## YOUR INSTRUCTIONS:
What follows is a set of entries. Repeat them exactly, but not their pictures.

## THE DATA:
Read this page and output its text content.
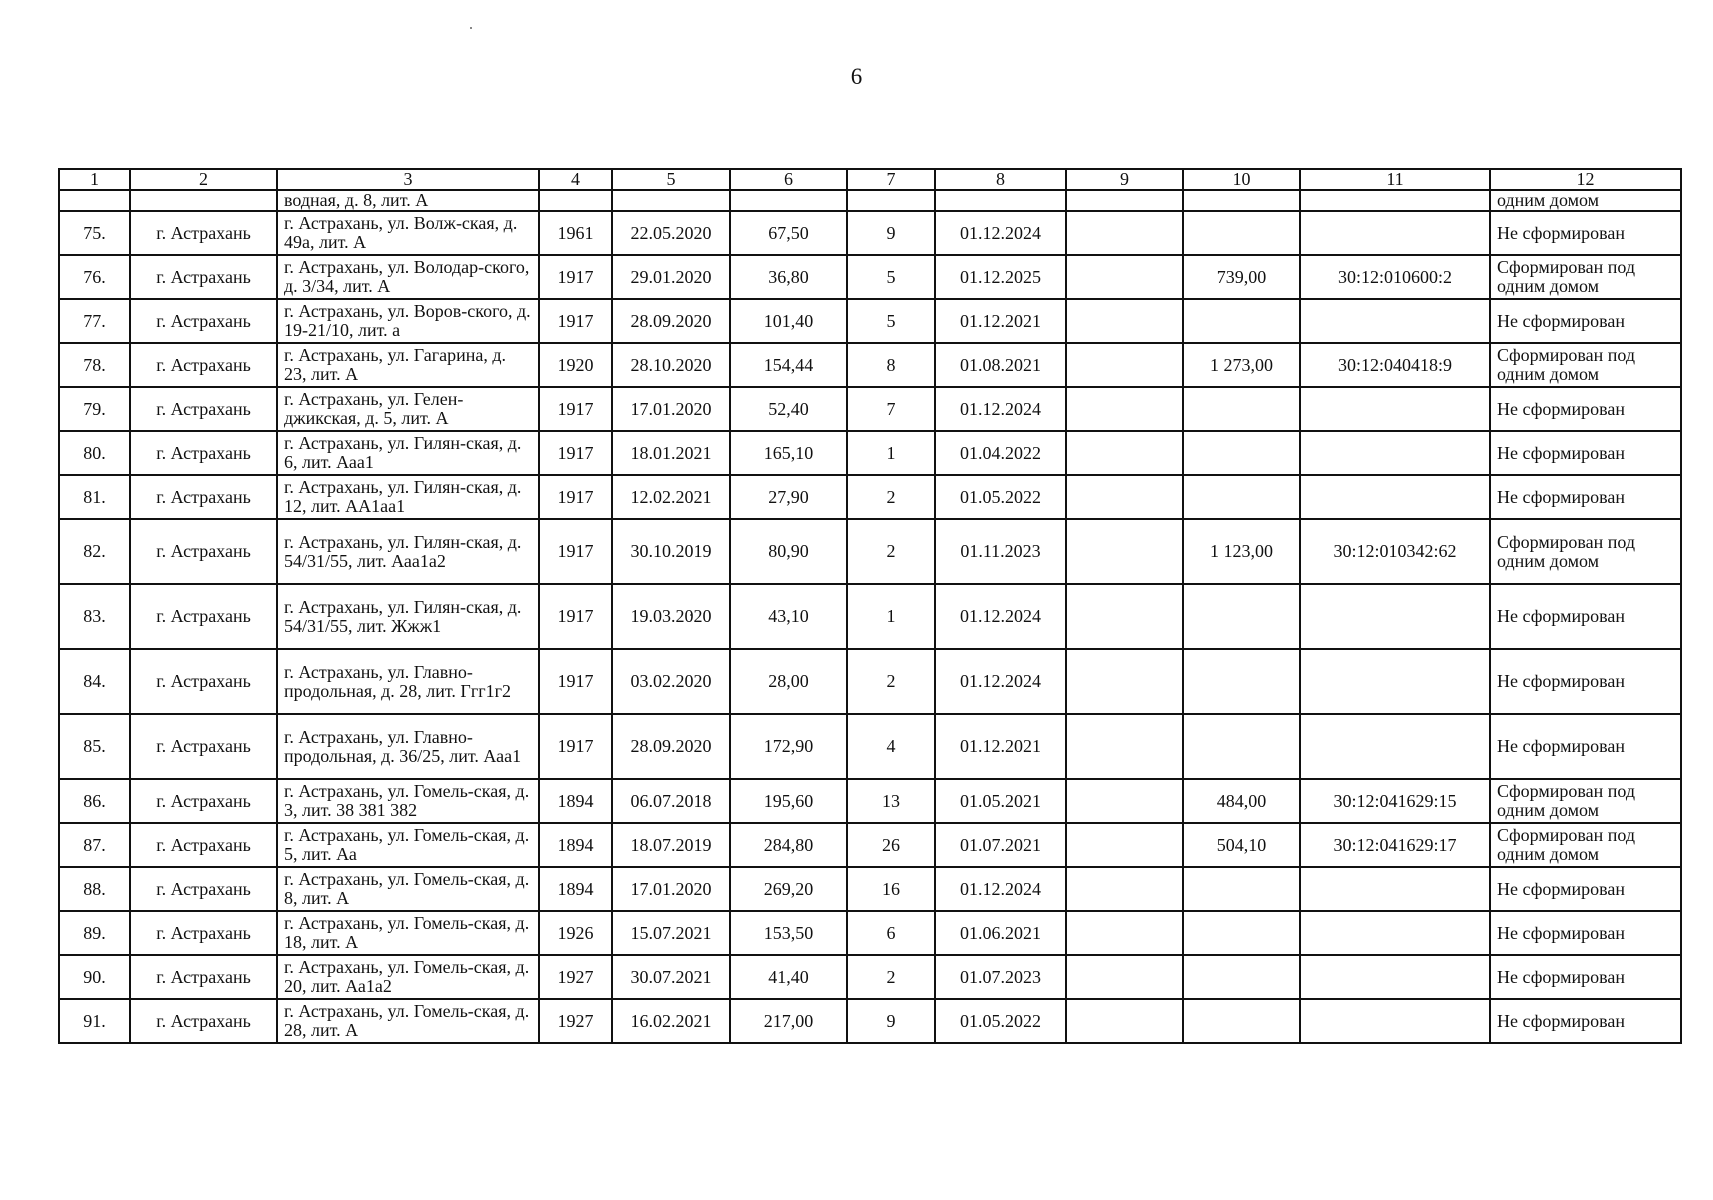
6
1	2	3	4	5	6	7	8	9	10	11	12
		водная, д. 8, лит. А									одним домом
75.	г. Астрахань	г. Астрахань, ул. Волж-ская, д. 49а, лит. А	1961	22.05.2020	67,50	9	01.12.2024				Не сформирован
76.	г. Астрахань	г. Астрахань, ул. Володар-ского, д. 3/34, лит. А	1917	29.01.2020	36,80	5	01.12.2025		739,00	30:12:010600:2	Сформирован под одним домом
77.	г. Астрахань	г. Астрахань, ул. Воров-ского, д. 19-21/10, лит. а	1917	28.09.2020	101,40	5	01.12.2021				Не сформирован
78.	г. Астрахань	г. Астрахань, ул. Гагарина, д. 23, лит. А	1920	28.10.2020	154,44	8	01.08.2021		1 273,00	30:12:040418:9	Сформирован под одним домом
79.	г. Астрахань	г. Астрахань, ул. Гелен-джикская, д. 5, лит. А	1917	17.01.2020	52,40	7	01.12.2024				Не сформирован
80.	г. Астрахань	г. Астрахань, ул. Гилян-ская, д. 6, лит. Ааа1	1917	18.01.2021	165,10	1	01.04.2022				Не сформирован
81.	г. Астрахань	г. Астрахань, ул. Гилян-ская, д. 12, лит. АА1аа1	1917	12.02.2021	27,90	2	01.05.2022				Не сформирован
82.	г. Астрахань	г. Астрахань, ул. Гилян-ская, д. 54/31/55, лит. Ааа1а2	1917	30.10.2019	80,90	2	01.11.2023		1 123,00	30:12:010342:62	Сформирован под одним домом
83.	г. Астрахань	г. Астрахань, ул. Гилян-ская, д. 54/31/55, лит. Жжж1	1917	19.03.2020	43,10	1	01.12.2024				Не сформирован
84.	г. Астрахань	г. Астрахань, ул. Главно-продольная, д. 28, лит. Ггг1г2	1917	03.02.2020	28,00	2	01.12.2024				Не сформирован
85.	г. Астрахань	г. Астрахань, ул. Главно-продольная, д. 36/25, лит. Ааа1	1917	28.09.2020	172,90	4	01.12.2021				Не сформирован
86.	г. Астрахань	г. Астрахань, ул. Гомель-ская, д. 3, лит. 38 381 382	1894	06.07.2018	195,60	13	01.05.2021		484,00	30:12:041629:15	Сформирован под одним домом
87.	г. Астрахань	г. Астрахань, ул. Гомель-ская, д. 5, лит. Аа	1894	18.07.2019	284,80	26	01.07.2021		504,10	30:12:041629:17	Сформирован под одним домом
88.	г. Астрахань	г. Астрахань, ул. Гомель-ская, д. 8, лит. А	1894	17.01.2020	269,20	16	01.12.2024				Не сформирован
89.	г. Астрахань	г. Астрахань, ул. Гомель-ская, д. 18, лит. А	1926	15.07.2021	153,50	6	01.06.2021				Не сформирован
90.	г. Астрахань	г. Астрахань, ул. Гомель-ская, д. 20, лит. Аа1а2	1927	30.07.2021	41,40	2	01.07.2023				Не сформирован
91.	г. Астрахань	г. Астрахань, ул. Гомель-ская, д. 28, лит. А	1927	16.02.2021	217,00	9	01.05.2022				Не сформирован
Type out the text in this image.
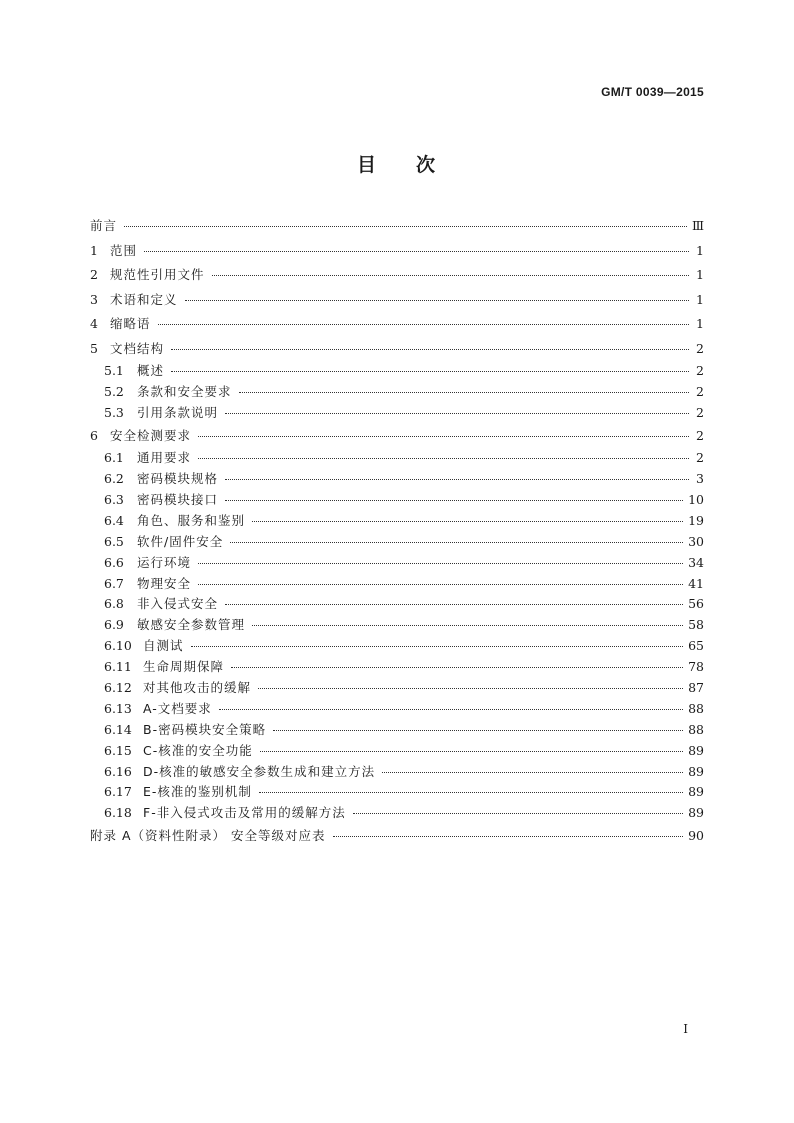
GM/T 0039—2015
目 次
前言	Ⅲ
1 范围	1
2 规范性引用文件	1
3 术语和定义	1
4 缩略语	1
5 文档结构	2
5.1	概述	2
5.2	条款和安全要求	2
5.3	引用条款说明	2
6 安全检测要求	2
6.1	通用要求	2
6.2	密码模块规格	3
6.3	密码模块接口	10
6.4	角色、服务和鉴别	19
6.5	软件/固件安全	30
6.6	运行环境	34
6.7	物理安全	41
6.8	非入侵式安全	56
6.9	敏感安全参数管理	58
6.10 自测试	65
6.11 生命周期保障	78
6.12 对其他攻击的缓解	87
6.13 A-文档要求	88
6.14 B-密码模块安全策略	88
6.15 C-核准的安全功能	89
6.16 D-核准的敏感安全参数生成和建立方法	89
6.17 E-核准的鉴别机制	89
6.18 F-非入侵式攻击及常用的缓解方法	89
附录 A（资料性附录） 安全等级对应表	90
I
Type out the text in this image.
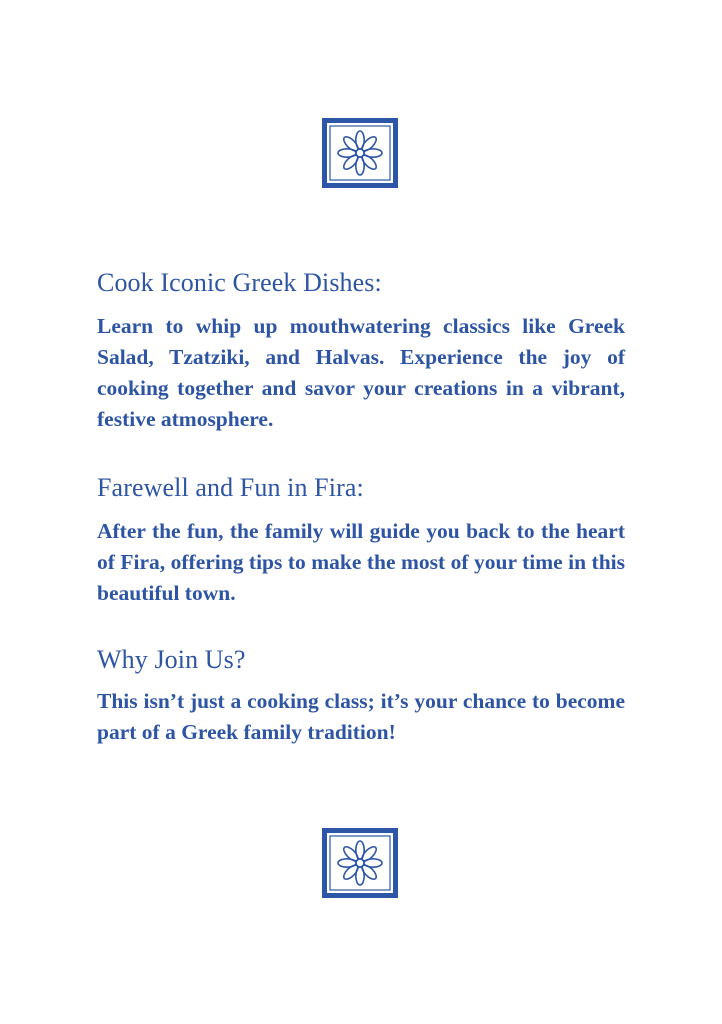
Cook Iconic Greek Dishes:

Learn to whip up mouthwatering classics like Greek Salad, Tzatziki, and Halvas. Experience the joy of cooking together and savor your creations in a vibrant, festive atmosphere.

Farewell and Fun in Fira:

After the fun, the family will guide you back to the heart of Fira, offering tips to make the most of your time in this beautiful town.

Why Join Us?

This isn’t just a cooking class; it’s your chance to become part of a Greek family tradition!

## WRITTEN ANSWER:
Read this page and output its text content.
6
1	2	3	4	5	6	7	8	9	10	11	12
		водная, д. 8, лит. А									одним домом
75.	г. Астрахань	г. Астрахань, ул. Волж-ская, д. 49а, лит. А	1961	22.05.2020	67,50	9	01.12.2024				Не сформирован
76.	г. Астрахань	г. Астрахань, ул. Володар-ского, д. 3/34, лит. А	1917	29.01.2020	36,80	5	01.12.2025		739,00	30:12:010600:2	Сформирован под одним домом
77.	г. Астрахань	г. Астрахань, ул. Воров-ского, д. 19-21/10, лит. а	1917	28.09.2020	101,40	5	01.12.2021				Не сформирован
78.	г. Астрахань	г. Астрахань, ул. Гагарина, д. 23, лит. А	1920	28.10.2020	154,44	8	01.08.2021		1 273,00	30:12:040418:9	Сформирован под одним домом
79.	г. Астрахань	г. Астрахань, ул. Гелен-джикская, д. 5, лит. А	1917	17.01.2020	52,40	7	01.12.2024				Не сформирован
80.	г. Астрахань	г. Астрахань, ул. Гилян-ская, д. 6, лит. Ааа1	1917	18.01.2021	165,10	1	01.04.2022				Не сформирован
81.	г. Астрахань	г. Астрахань, ул. Гилян-ская, д. 12, лит. АА1аа1	1917	12.02.2021	27,90	2	01.05.2022				Не сформирован
82.	г. Астрахань	г. Астрахань, ул. Гилян-ская, д. 54/31/55, лит. Ааа1а2	1917	30.10.2019	80,90	2	01.11.2023		1 123,00	30:12:010342:62	Сформирован под одним домом
83.	г. Астрахань	г. Астрахань, ул. Гилян-ская, д. 54/31/55, лит. Жжж1	1917	19.03.2020	43,10	1	01.12.2024				Не сформирован
84.	г. Астрахань	г. Астрахань, ул. Главно-продольная, д. 28, лит. Ггг1г2	1917	03.02.2020	28,00	2	01.12.2024				Не сформирован
85.	г. Астрахань	г. Астрахань, ул. Главно-продольная, д. 36/25, лит. Ааа1	1917	28.09.2020	172,90	4	01.12.2021				Не сформирован
86.	г. Астрахань	г. Астрахань, ул. Гомель-ская, д. 3, лит. 38 381 382	1894	06.07.2018	195,60	13	01.05.2021		484,00	30:12:041629:15	Сформирован под одним домом
87.	г. Астрахань	г. Астрахань, ул. Гомель-ская, д. 5, лит. Аа	1894	18.07.2019	284,80	26	01.07.2021		504,10	30:12:041629:17	Сформирован под одним домом
88.	г. Астрахань	г. Астрахань, ул. Гомель-ская, д. 8, лит. А	1894	17.01.2020	269,20	16	01.12.2024				Не сформирован
89.	г. Астрахань	г. Астрахань, ул. Гомель-ская, д. 18, лит. А	1926	15.07.2021	153,50	6	01.06.2021				Не сформирован
90.	г. Астрахань	г. Астрахань, ул. Гомель-ская, д. 20, лит. Аа1а2	1927	30.07.2021	41,40	2	01.07.2023				Не сформирован
91.	г. Астрахань	г. Астрахань, ул. Гомель-ская, д. 28, лит. А	1927	16.02.2021	217,00	9	01.05.2022				Не сформирован
Type out the text in this image.
GM/T 0039—2015
目 次
前言	Ⅲ
1 范围	1
2 规范性引用文件	1
3 术语和定义	1
4 缩略语	1
5 文档结构	2
5.1	概述	2
5.2	条款和安全要求	2
5.3	引用条款说明	2
6 安全检测要求	2
6.1	通用要求	2
6.2	密码模块规格	3
6.3	密码模块接口	10
6.4	角色、服务和鉴别	19
6.5	软件/固件安全	30
6.6	运行环境	34
6.7	物理安全	41
6.8	非入侵式安全	56
6.9	敏感安全参数管理	58
6.10 自测试	65
6.11 生命周期保障	78
6.12 对其他攻击的缓解	87
6.13 A-文档要求	88
6.14 B-密码模块安全策略	88
6.15 C-核准的安全功能	89
6.16 D-核准的敏感安全参数生成和建立方法	89
6.17 E-核准的鉴别机制	89
6.18 F-非入侵式攻击及常用的缓解方法	89
附录 A（资料性附录） 安全等级对应表	90
I
Type out the text in this image.
Cook Iconic Greek Dishes:

Learn to whip up mouthwatering classics like Greek Salad, Tzatziki, and Halvas. Experience the joy of cooking together and savor your creations in a vibrant, festive atmosphere.

Farewell and Fun in Fira:

After the fun, the family will guide you back to the heart of Fira, offering tips to make the most of your time in this beautiful town.

Why Join Us?

This isn’t just a cooking class; it’s your chance to become part of a Greek family tradition!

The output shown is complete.